◆ **CHALLENGE**
Return all the data below as it stands, minus the pictures.

Figure content listings
START

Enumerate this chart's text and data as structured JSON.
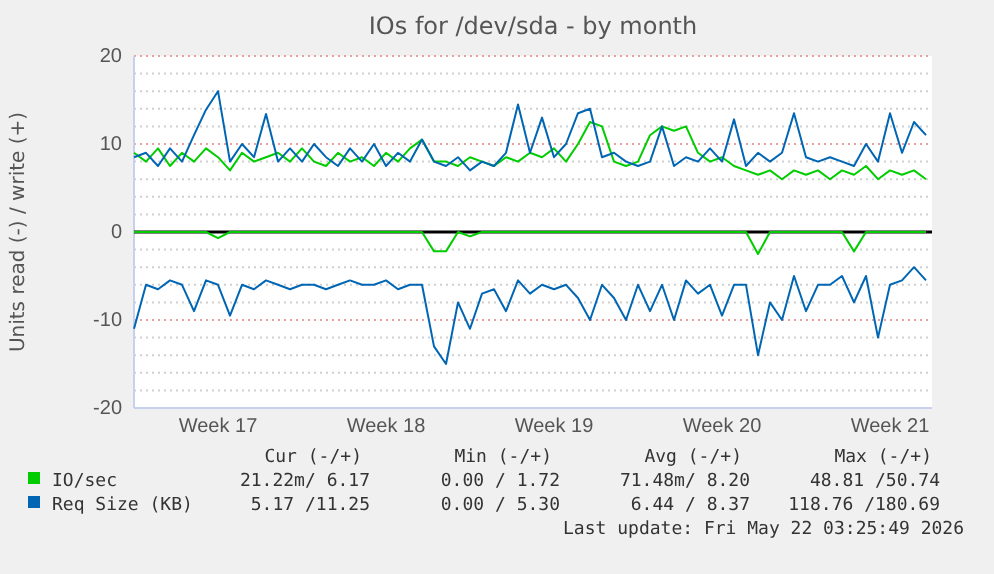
{
  "chart_data": {
    "type": "line",
    "title": "IOs for /dev/sda - by month",
    "ylabel": "Units read (-) / write (+)",
    "categories": [
      null,
      null,
      null,
      null,
      null,
      null,
      null,
      "Week 17",
      null,
      null,
      null,
      null,
      null,
      null,
      null,
      null,
      null,
      null,
      null,
      null,
      null,
      "Week 18",
      null,
      null,
      null,
      null,
      null,
      null,
      null,
      null,
      null,
      null,
      null,
      null,
      null,
      "Week 19",
      null,
      null,
      null,
      null,
      null,
      null,
      null,
      null,
      null,
      null,
      null,
      null,
      null,
      "Week 20",
      null,
      null,
      null,
      null,
      null,
      null,
      null,
      null,
      null,
      null,
      null,
      null,
      null,
      "Week 21",
      null,
      null,
      null
    ],
    "ylim": [
      -20,
      20
    ],
    "yticks": [
      -20,
      {
        "value": -18,
        "label": null
      },
      {
        "value": -16,
        "label": null
      },
      {
        "value": -14,
        "label": null
      },
      {
        "value": -12,
        "label": null
      },
      -10,
      {
        "value": -8,
        "label": null
      },
      {
        "value": -6,
        "label": null
      },
      {
        "value": -4,
        "label": null
      },
      {
        "value": -2,
        "label": null
      },
      0,
      {
        "value": 2,
        "label": null
      },
      {
        "value": 4,
        "label": null
      },
      {
        "value": 6,
        "label": null
      },
      {
        "value": 8,
        "label": null
      },
      10,
      {
        "value": 12,
        "label": null
      },
      {
        "value": 14,
        "label": null
      },
      {
        "value": 16,
        "label": null
      },
      {
        "value": 18,
        "label": null
      },
      20
    ],
    "grid": "y",
    "legend": "bottom",
    "ref_lines": [
      {
        "axis": "y",
        "value": 0,
        "color": "#000000"
      }
    ],
    "series": [
      {
        "name": "IO/sec",
        "color": "#00cc00",
        "values": [
          9,
          8,
          9.5,
          7.5,
          9,
          8,
          9.5,
          8.5,
          7,
          9,
          8,
          8.5,
          9,
          8,
          9.5,
          8,
          7.5,
          9,
          8,
          8.5,
          7.5,
          9,
          8,
          9.5,
          10.5,
          8,
          8,
          7.5,
          8.5,
          8,
          7.5,
          8.5,
          8,
          9,
          8.5,
          9.5,
          8,
          10,
          12.5,
          12,
          8,
          7.5,
          8,
          11,
          12,
          11.5,
          12,
          9,
          8,
          8.5,
          7.5,
          7,
          6.5,
          7,
          6,
          7,
          6.5,
          7,
          6,
          7,
          6.5,
          7.5,
          6,
          7,
          6.5,
          7,
          6
        ]
      },
      {
        "color": "#00cc00",
        "values": [
          0,
          0,
          0,
          0,
          0,
          0,
          0,
          -0.7,
          0,
          0,
          0,
          0,
          0,
          0,
          0,
          0,
          0,
          0,
          0,
          0,
          0,
          0,
          0,
          0,
          0,
          -2.2,
          -2.2,
          0,
          -0.5,
          0,
          0,
          0,
          0,
          0,
          0,
          0,
          0,
          0,
          0,
          0,
          0,
          0,
          0,
          0,
          0,
          0,
          0,
          0,
          0,
          0,
          0,
          0,
          -2.5,
          0,
          0,
          0,
          0,
          0,
          0,
          0,
          -2.2,
          0,
          0,
          0,
          0,
          0,
          0
        ]
      },
      {
        "name": "Req Size (KB)",
        "color": "#0066b3",
        "values": [
          8.5,
          9,
          7.5,
          9.5,
          8,
          11,
          13.9,
          16,
          8,
          10,
          8.5,
          13.4,
          8,
          9.5,
          8,
          10,
          8.5,
          7.5,
          9.5,
          8,
          10,
          7.5,
          9,
          8,
          10.5,
          8,
          7.5,
          8.5,
          7,
          8,
          7.5,
          9,
          14.5,
          9,
          13,
          8.5,
          10,
          13.5,
          14,
          8.5,
          9,
          8,
          7.5,
          8,
          12,
          7.5,
          8.5,
          8,
          9.5,
          8,
          12.8,
          7.5,
          9,
          8,
          9,
          13.5,
          8.5,
          8,
          8.5,
          8,
          7.5,
          10,
          8,
          13.5,
          9,
          12.5,
          11
        ]
      },
      {
        "color": "#0066b3",
        "values": [
          -11,
          -6,
          -6.5,
          -5.5,
          -6,
          -9,
          -5.5,
          -6,
          -9.5,
          -6,
          -6.5,
          -5.5,
          -6,
          -6.5,
          -6,
          -6,
          -6.5,
          -6,
          -5.5,
          -6,
          -6,
          -5.5,
          -6.5,
          -6,
          -6,
          -13,
          -15,
          -8,
          -11,
          -7,
          -6.5,
          -9,
          -5.5,
          -7,
          -6,
          -6.5,
          -6,
          -7.5,
          -10,
          -6,
          -7.5,
          -10,
          -6,
          -9,
          -6,
          -10,
          -5.5,
          -7,
          -6,
          -9.5,
          -6,
          -6,
          -14,
          -8,
          -10,
          -5,
          -9,
          -6,
          -6,
          -5,
          -8,
          -5,
          -12,
          -6,
          -5.5,
          -4,
          -5.5
        ]
      }
    ],
    "annotations": [
      "Cur (-/+)",
      "Min (-/+)",
      "Avg (-/+)",
      "Max (-/+)",
      "21.22m/ 6.17",
      "0.00 / 1.72",
      "71.48m/ 8.20",
      "48.81 /50.74",
      "5.17 /11.25",
      "0.00 / 5.30",
      "6.44 / 8.37",
      "118.76 /180.69",
      "Last update: Fri May 22 03:25:49 2026"
    ]
  }
}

END

◆ **EXERCISE SOLUTION**
Enumerate this chart's text and data as structured JSON.
{
  "chart_data": {
    "type": "line",
    "title": "IOs for /dev/sda - by month",
    "ylabel": "Units read (-) / write (+)",
    "categories": [
      null,
      null,
      null,
      null,
      null,
      null,
      null,
      "Week 17",
      null,
      null,
      null,
      null,
      null,
      null,
      null,
      null,
      null,
      null,
      null,
      null,
      null,
      "Week 18",
      null,
      null,
      null,
      null,
      null,
      null,
      null,
      null,
      null,
      null,
      null,
      null,
      null,
      "Week 19",
      null,
      null,
      null,
      null,
      null,
      null,
      null,
      null,
      null,
      null,
      null,
      null,
      null,
      "Week 20",
      null,
      null,
      null,
      null,
      null,
      null,
      null,
      null,
      null,
      null,
      null,
      null,
      null,
      "Week 21",
      null,
      null,
      null
    ],
    "ylim": [
      -20,
      20
    ],
    "yticks": [
      -20,
      {
        "value": -18,
        "label": null
      },
      {
        "value": -16,
        "label": null
      },
      {
        "value": -14,
        "label": null
      },
      {
        "value": -12,
        "label": null
      },
      -10,
      {
        "value": -8,
        "label": null
      },
      {
        "value": -6,
        "label": null
      },
      {
        "value": -4,
        "label": null
      },
      {
        "value": -2,
        "label": null
      },
      0,
      {
        "value": 2,
        "label": null
      },
      {
        "value": 4,
        "label": null
      },
      {
        "value": 6,
        "label": null
      },
      {
        "value": 8,
        "label": null
      },
      10,
      {
        "value": 12,
        "label": null
      },
      {
        "value": 14,
        "label": null
      },
      {
        "value": 16,
        "label": null
      },
      {
        "value": 18,
        "label": null
      },
      20
    ],
    "grid": "y",
    "legend": "bottom",
    "ref_lines": [
      {
        "axis": "y",
        "value": 0,
        "color": "#000000"
      }
    ],
    "series": [
      {
        "name": "IO/sec",
        "color": "#00cc00",
        "values": [
          9,
          8,
          9.5,
          7.5,
          9,
          8,
          9.5,
          8.5,
          7,
          9,
          8,
          8.5,
          9,
          8,
          9.5,
          8,
          7.5,
          9,
          8,
          8.5,
          7.5,
          9,
          8,
          9.5,
          10.5,
          8,
          8,
          7.5,
          8.5,
          8,
          7.5,
          8.5,
          8,
          9,
          8.5,
          9.5,
          8,
          10,
          12.5,
          12,
          8,
          7.5,
          8,
          11,
          12,
          11.5,
          12,
          9,
          8,
          8.5,
          7.5,
          7,
          6.5,
          7,
          6,
          7,
          6.5,
          7,
          6,
          7,
          6.5,
          7.5,
          6,
          7,
          6.5,
          7,
          6
        ]
      },
      {
        "color": "#00cc00",
        "values": [
          0,
          0,
          0,
          0,
          0,
          0,
          0,
          -0.7,
          0,
          0,
          0,
          0,
          0,
          0,
          0,
          0,
          0,
          0,
          0,
          0,
          0,
          0,
          0,
          0,
          0,
          -2.2,
          -2.2,
          0,
          -0.5,
          0,
          0,
          0,
          0,
          0,
          0,
          0,
          0,
          0,
          0,
          0,
          0,
          0,
          0,
          0,
          0,
          0,
          0,
          0,
          0,
          0,
          0,
          0,
          -2.5,
          0,
          0,
          0,
          0,
          0,
          0,
          0,
          -2.2,
          0,
          0,
          0,
          0,
          0,
          0
        ]
      },
      {
        "name": "Req Size (KB)",
        "color": "#0066b3",
        "values": [
          8.5,
          9,
          7.5,
          9.5,
          8,
          11,
          13.9,
          16,
          8,
          10,
          8.5,
          13.4,
          8,
          9.5,
          8,
          10,
          8.5,
          7.5,
          9.5,
          8,
          10,
          7.5,
          9,
          8,
          10.5,
          8,
          7.5,
          8.5,
          7,
          8,
          7.5,
          9,
          14.5,
          9,
          13,
          8.5,
          10,
          13.5,
          14,
          8.5,
          9,
          8,
          7.5,
          8,
          12,
          7.5,
          8.5,
          8,
          9.5,
          8,
          12.8,
          7.5,
          9,
          8,
          9,
          13.5,
          8.5,
          8,
          8.5,
          8,
          7.5,
          10,
          8,
          13.5,
          9,
          12.5,
          11
        ]
      },
      {
        "color": "#0066b3",
        "values": [
          -11,
          -6,
          -6.5,
          -5.5,
          -6,
          -9,
          -5.5,
          -6,
          -9.5,
          -6,
          -6.5,
          -5.5,
          -6,
          -6.5,
          -6,
          -6,
          -6.5,
          -6,
          -5.5,
          -6,
          -6,
          -5.5,
          -6.5,
          -6,
          -6,
          -13,
          -15,
          -8,
          -11,
          -7,
          -6.5,
          -9,
          -5.5,
          -7,
          -6,
          -6.5,
          -6,
          -7.5,
          -10,
          -6,
          -7.5,
          -10,
          -6,
          -9,
          -6,
          -10,
          -5.5,
          -7,
          -6,
          -9.5,
          -6,
          -6,
          -14,
          -8,
          -10,
          -5,
          -9,
          -6,
          -6,
          -5,
          -8,
          -5,
          -12,
          -6,
          -5.5,
          -4,
          -5.5
        ]
      }
    ],
    "annotations": [
      "Cur (-/+)",
      "Min (-/+)",
      "Avg (-/+)",
      "Max (-/+)",
      "21.22m/ 6.17",
      "0.00 / 1.72",
      "71.48m/ 8.20",
      "48.81 /50.74",
      "5.17 /11.25",
      "0.00 / 5.30",
      "6.44 / 8.37",
      "118.76 /180.69",
      "Last update: Fri May 22 03:25:49 2026"
    ]
  }
}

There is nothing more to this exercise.